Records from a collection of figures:
######

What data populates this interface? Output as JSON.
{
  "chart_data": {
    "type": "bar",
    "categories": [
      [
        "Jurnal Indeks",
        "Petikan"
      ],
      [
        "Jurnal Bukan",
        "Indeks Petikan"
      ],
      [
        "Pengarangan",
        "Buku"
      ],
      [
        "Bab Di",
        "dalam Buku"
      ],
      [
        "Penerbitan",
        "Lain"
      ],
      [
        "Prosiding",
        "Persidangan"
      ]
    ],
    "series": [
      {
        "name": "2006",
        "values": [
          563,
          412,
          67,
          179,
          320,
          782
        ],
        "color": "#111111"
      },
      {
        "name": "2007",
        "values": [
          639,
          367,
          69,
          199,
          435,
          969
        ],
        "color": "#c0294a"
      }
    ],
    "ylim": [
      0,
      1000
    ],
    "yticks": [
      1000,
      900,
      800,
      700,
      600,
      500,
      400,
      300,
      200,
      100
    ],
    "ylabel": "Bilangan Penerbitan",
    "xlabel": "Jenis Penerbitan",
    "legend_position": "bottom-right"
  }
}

######

[Challenge]:
Set down every line of the listing above again, exactly as given.

[Result]:
What data populates this interface? Output as JSON.
{
  "chart_data": {
    "type": "bar",
    "categories": [
      [
        "Jurnal Indeks",
        "Petikan"
      ],
      [
        "Jurnal Bukan",
        "Indeks Petikan"
      ],
      [
        "Pengarangan",
        "Buku"
      ],
      [
        "Bab Di",
        "dalam Buku"
      ],
      [
        "Penerbitan",
        "Lain"
      ],
      [
        "Prosiding",
        "Persidangan"
      ]
    ],
    "series": [
      {
        "name": "2006",
        "values": [
          563,
          412,
          67,
          179,
          320,
          782
        ],
        "color": "#111111"
      },
      {
        "name": "2007",
        "values": [
          639,
          367,
          69,
          199,
          435,
          969
        ],
        "color": "#c0294a"
      }
    ],
    "ylim": [
      0,
      1000
    ],
    "yticks": [
      1000,
      900,
      800,
      700,
      600,
      500,
      400,
      300,
      200,
      100
    ],
    "ylabel": "Bilangan Penerbitan",
    "xlabel": "Jenis Penerbitan",
    "legend_position": "bottom-right"
  }
}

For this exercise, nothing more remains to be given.